Copy all of the records below word for word.

>> BEGIN

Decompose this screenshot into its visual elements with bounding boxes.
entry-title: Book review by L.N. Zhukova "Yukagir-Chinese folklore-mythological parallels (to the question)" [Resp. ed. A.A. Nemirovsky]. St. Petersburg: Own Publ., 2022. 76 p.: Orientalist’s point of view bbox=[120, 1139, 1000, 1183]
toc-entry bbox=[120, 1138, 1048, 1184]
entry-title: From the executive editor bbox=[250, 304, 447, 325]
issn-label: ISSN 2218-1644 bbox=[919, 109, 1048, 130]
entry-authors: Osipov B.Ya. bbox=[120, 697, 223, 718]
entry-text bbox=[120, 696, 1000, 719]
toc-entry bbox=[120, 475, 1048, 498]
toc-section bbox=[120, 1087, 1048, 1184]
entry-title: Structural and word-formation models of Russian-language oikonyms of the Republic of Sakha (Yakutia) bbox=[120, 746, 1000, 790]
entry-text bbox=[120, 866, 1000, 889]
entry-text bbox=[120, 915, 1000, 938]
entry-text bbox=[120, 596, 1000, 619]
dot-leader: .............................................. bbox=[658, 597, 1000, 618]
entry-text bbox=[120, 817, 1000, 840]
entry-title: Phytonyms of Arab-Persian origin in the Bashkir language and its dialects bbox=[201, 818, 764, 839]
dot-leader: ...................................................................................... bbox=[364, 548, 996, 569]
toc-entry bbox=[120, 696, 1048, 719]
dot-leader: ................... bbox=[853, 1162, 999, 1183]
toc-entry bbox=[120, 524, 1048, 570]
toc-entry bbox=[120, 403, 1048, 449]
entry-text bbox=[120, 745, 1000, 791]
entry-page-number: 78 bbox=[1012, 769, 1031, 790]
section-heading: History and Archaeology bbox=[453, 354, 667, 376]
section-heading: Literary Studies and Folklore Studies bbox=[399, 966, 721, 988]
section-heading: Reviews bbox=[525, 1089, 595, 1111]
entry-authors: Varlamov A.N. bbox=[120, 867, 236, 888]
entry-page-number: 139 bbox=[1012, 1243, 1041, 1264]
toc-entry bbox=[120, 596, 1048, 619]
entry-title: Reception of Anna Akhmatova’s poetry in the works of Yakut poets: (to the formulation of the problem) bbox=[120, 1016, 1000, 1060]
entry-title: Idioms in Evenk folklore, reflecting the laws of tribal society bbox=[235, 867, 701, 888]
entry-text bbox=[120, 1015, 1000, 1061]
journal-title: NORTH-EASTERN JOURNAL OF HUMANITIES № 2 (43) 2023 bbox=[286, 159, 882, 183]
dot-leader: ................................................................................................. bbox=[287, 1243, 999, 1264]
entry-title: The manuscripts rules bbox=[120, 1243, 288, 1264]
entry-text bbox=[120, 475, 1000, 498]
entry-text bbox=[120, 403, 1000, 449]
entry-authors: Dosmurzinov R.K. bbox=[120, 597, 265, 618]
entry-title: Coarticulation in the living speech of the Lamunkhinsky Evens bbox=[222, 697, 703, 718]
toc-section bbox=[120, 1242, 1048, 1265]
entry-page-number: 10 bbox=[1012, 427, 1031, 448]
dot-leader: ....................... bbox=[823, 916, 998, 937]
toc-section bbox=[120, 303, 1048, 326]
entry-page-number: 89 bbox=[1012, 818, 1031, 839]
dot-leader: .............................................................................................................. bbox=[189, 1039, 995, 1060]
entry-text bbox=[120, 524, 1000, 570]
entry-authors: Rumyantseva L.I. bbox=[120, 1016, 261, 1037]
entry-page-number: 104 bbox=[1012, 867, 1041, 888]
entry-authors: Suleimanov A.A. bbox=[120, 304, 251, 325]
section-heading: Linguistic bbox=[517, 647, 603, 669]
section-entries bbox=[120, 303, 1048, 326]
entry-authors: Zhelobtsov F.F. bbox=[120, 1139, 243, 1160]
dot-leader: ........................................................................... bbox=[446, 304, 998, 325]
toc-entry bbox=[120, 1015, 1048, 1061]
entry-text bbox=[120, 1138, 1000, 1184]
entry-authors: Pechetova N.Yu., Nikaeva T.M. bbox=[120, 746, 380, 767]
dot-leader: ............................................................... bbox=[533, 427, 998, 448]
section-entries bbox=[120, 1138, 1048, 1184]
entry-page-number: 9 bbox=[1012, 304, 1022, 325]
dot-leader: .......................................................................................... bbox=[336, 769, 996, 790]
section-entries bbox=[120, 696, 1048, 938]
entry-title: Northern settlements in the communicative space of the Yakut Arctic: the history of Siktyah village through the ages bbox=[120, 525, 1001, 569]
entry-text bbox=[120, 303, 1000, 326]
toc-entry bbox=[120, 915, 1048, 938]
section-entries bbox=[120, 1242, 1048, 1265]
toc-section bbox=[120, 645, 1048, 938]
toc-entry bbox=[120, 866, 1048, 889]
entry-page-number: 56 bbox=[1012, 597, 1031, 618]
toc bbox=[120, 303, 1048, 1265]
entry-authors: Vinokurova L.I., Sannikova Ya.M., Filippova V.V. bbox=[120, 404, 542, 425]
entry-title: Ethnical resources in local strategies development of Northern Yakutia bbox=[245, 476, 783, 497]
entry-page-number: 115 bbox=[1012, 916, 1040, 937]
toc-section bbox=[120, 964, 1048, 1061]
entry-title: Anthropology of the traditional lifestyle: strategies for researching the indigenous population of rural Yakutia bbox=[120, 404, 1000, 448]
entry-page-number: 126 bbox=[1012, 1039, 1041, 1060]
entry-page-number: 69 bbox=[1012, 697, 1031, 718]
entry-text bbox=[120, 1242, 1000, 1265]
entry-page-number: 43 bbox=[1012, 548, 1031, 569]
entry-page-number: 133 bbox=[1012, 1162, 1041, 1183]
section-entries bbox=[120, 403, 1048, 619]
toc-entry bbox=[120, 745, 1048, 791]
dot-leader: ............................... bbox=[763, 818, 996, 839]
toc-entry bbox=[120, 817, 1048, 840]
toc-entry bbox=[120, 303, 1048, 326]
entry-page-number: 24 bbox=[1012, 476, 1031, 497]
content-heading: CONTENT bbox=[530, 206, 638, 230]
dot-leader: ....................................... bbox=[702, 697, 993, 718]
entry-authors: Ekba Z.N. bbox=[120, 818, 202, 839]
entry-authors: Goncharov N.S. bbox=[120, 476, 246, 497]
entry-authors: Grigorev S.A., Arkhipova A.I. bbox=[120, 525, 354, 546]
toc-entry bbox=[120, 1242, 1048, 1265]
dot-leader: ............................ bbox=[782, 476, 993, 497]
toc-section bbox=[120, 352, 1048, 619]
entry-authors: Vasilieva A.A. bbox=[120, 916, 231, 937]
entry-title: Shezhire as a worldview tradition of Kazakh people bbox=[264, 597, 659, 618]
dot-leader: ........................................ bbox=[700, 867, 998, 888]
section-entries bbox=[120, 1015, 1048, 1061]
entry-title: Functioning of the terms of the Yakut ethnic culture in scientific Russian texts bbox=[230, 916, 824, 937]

>> END

- FULL ANSWER:
Decompose this screenshot into its visual elements with bounding boxes.
entry-title: Book review by L.N. Zhukova "Yukagir-Chinese folklore-mythological parallels (to the question)" [Resp. ed. A.A. Nemirovsky]. St. Petersburg: Own Publ., 2022. 76 p.: Orientalist’s point of view bbox=[120, 1139, 1000, 1183]
toc-entry bbox=[120, 1138, 1048, 1184]
entry-title: From the executive editor bbox=[250, 304, 447, 325]
issn-label: ISSN 2218-1644 bbox=[919, 109, 1048, 130]
entry-authors: Osipov B.Ya. bbox=[120, 697, 223, 718]
entry-text bbox=[120, 696, 1000, 719]
toc-entry bbox=[120, 475, 1048, 498]
toc-section bbox=[120, 1087, 1048, 1184]
entry-title: Structural and word-formation models of Russian-language oikonyms of the Republic of Sakha (Yakutia) bbox=[120, 746, 1000, 790]
entry-text bbox=[120, 866, 1000, 889]
entry-text bbox=[120, 915, 1000, 938]
entry-text bbox=[120, 596, 1000, 619]
dot-leader: .............................................. bbox=[658, 597, 1000, 618]
entry-text bbox=[120, 817, 1000, 840]
entry-title: Phytonyms of Arab-Persian origin in the Bashkir language and its dialects bbox=[201, 818, 764, 839]
dot-leader: ...................................................................................... bbox=[364, 548, 996, 569]
toc-entry bbox=[120, 696, 1048, 719]
dot-leader: ................... bbox=[853, 1162, 999, 1183]
toc-entry bbox=[120, 524, 1048, 570]
toc-entry bbox=[120, 403, 1048, 449]
entry-text bbox=[120, 745, 1000, 791]
entry-page-number: 78 bbox=[1012, 769, 1031, 790]
section-heading: History and Archaeology bbox=[453, 354, 667, 376]
section-heading: Literary Studies and Folklore Studies bbox=[399, 966, 721, 988]
section-heading: Reviews bbox=[525, 1089, 595, 1111]
entry-authors: Varlamov A.N. bbox=[120, 867, 236, 888]
entry-page-number: 139 bbox=[1012, 1243, 1041, 1264]
toc-entry bbox=[120, 596, 1048, 619]
entry-title: Reception of Anna Akhmatova’s poetry in the works of Yakut poets: (to the formulation of the problem) bbox=[120, 1016, 1000, 1060]
entry-title: Idioms in Evenk folklore, reflecting the laws of tribal society bbox=[235, 867, 701, 888]
entry-text bbox=[120, 1015, 1000, 1061]
journal-title: NORTH-EASTERN JOURNAL OF HUMANITIES № 2 (43) 2023 bbox=[286, 159, 882, 183]
dot-leader: ................................................................................................. bbox=[287, 1243, 999, 1264]
entry-title: The manuscripts rules bbox=[120, 1243, 288, 1264]
entry-text bbox=[120, 475, 1000, 498]
entry-text bbox=[120, 403, 1000, 449]
entry-authors: Dosmurzinov R.K. bbox=[120, 597, 265, 618]
entry-title: Coarticulation in the living speech of the Lamunkhinsky Evens bbox=[222, 697, 703, 718]
toc-section bbox=[120, 1242, 1048, 1265]
entry-page-number: 10 bbox=[1012, 427, 1031, 448]
dot-leader: ....................... bbox=[823, 916, 998, 937]
toc-section bbox=[120, 303, 1048, 326]
entry-page-number: 89 bbox=[1012, 818, 1031, 839]
dot-leader: .............................................................................................................. bbox=[189, 1039, 995, 1060]
entry-text bbox=[120, 524, 1000, 570]
entry-authors: Rumyantseva L.I. bbox=[120, 1016, 261, 1037]
entry-page-number: 104 bbox=[1012, 867, 1041, 888]
entry-authors: Suleimanov A.A. bbox=[120, 304, 251, 325]
section-heading: Linguistic bbox=[517, 647, 603, 669]
section-entries bbox=[120, 303, 1048, 326]
entry-authors: Zhelobtsov F.F. bbox=[120, 1139, 243, 1160]
dot-leader: ........................................................................... bbox=[446, 304, 998, 325]
toc-entry bbox=[120, 1015, 1048, 1061]
entry-text bbox=[120, 1138, 1000, 1184]
entry-authors: Pechetova N.Yu., Nikaeva T.M. bbox=[120, 746, 380, 767]
dot-leader: ............................................................... bbox=[533, 427, 998, 448]
section-entries bbox=[120, 1138, 1048, 1184]
entry-page-number: 9 bbox=[1012, 304, 1022, 325]
dot-leader: .......................................................................................... bbox=[336, 769, 996, 790]
section-entries bbox=[120, 696, 1048, 938]
entry-title: Northern settlements in the communicative space of the Yakut Arctic: the history of Siktyah village through the ages bbox=[120, 525, 1001, 569]
entry-text bbox=[120, 303, 1000, 326]
toc-entry bbox=[120, 915, 1048, 938]
section-entries bbox=[120, 1242, 1048, 1265]
toc-section bbox=[120, 645, 1048, 938]
toc-entry bbox=[120, 866, 1048, 889]
entry-page-number: 56 bbox=[1012, 597, 1031, 618]
toc bbox=[120, 303, 1048, 1265]
entry-authors: Vinokurova L.I., Sannikova Ya.M., Filippova V.V. bbox=[120, 404, 542, 425]
entry-title: Ethnical resources in local strategies development of Northern Yakutia bbox=[245, 476, 783, 497]
entry-page-number: 115 bbox=[1012, 916, 1040, 937]
toc-section bbox=[120, 964, 1048, 1061]
entry-title: Anthropology of the traditional lifestyle: strategies for researching the indigenous population of rural Yakutia bbox=[120, 404, 1000, 448]
entry-page-number: 126 bbox=[1012, 1039, 1041, 1060]
entry-page-number: 69 bbox=[1012, 697, 1031, 718]
entry-text bbox=[120, 1242, 1000, 1265]
entry-page-number: 43 bbox=[1012, 548, 1031, 569]
entry-page-number: 133 bbox=[1012, 1162, 1041, 1183]
section-entries bbox=[120, 403, 1048, 619]
toc-entry bbox=[120, 745, 1048, 791]
dot-leader: ............................... bbox=[763, 818, 996, 839]
toc-entry bbox=[120, 817, 1048, 840]
toc-entry bbox=[120, 303, 1048, 326]
entry-page-number: 24 bbox=[1012, 476, 1031, 497]
content-heading: CONTENT bbox=[530, 206, 638, 230]
dot-leader: ....................................... bbox=[702, 697, 993, 718]
entry-authors: Ekba Z.N. bbox=[120, 818, 202, 839]
entry-authors: Goncharov N.S. bbox=[120, 476, 246, 497]
entry-authors: Grigorev S.A., Arkhipova A.I. bbox=[120, 525, 354, 546]
toc-entry bbox=[120, 1242, 1048, 1265]
dot-leader: ............................ bbox=[782, 476, 993, 497]
toc-section bbox=[120, 352, 1048, 619]
entry-authors: Vasilieva A.A. bbox=[120, 916, 231, 937]
entry-title: Shezhire as a worldview tradition of Kazakh people bbox=[264, 597, 659, 618]
dot-leader: ........................................ bbox=[700, 867, 998, 888]
section-entries bbox=[120, 1015, 1048, 1061]
entry-title: Functioning of the terms of the Yakut ethnic culture in scientific Russian texts bbox=[230, 916, 824, 937]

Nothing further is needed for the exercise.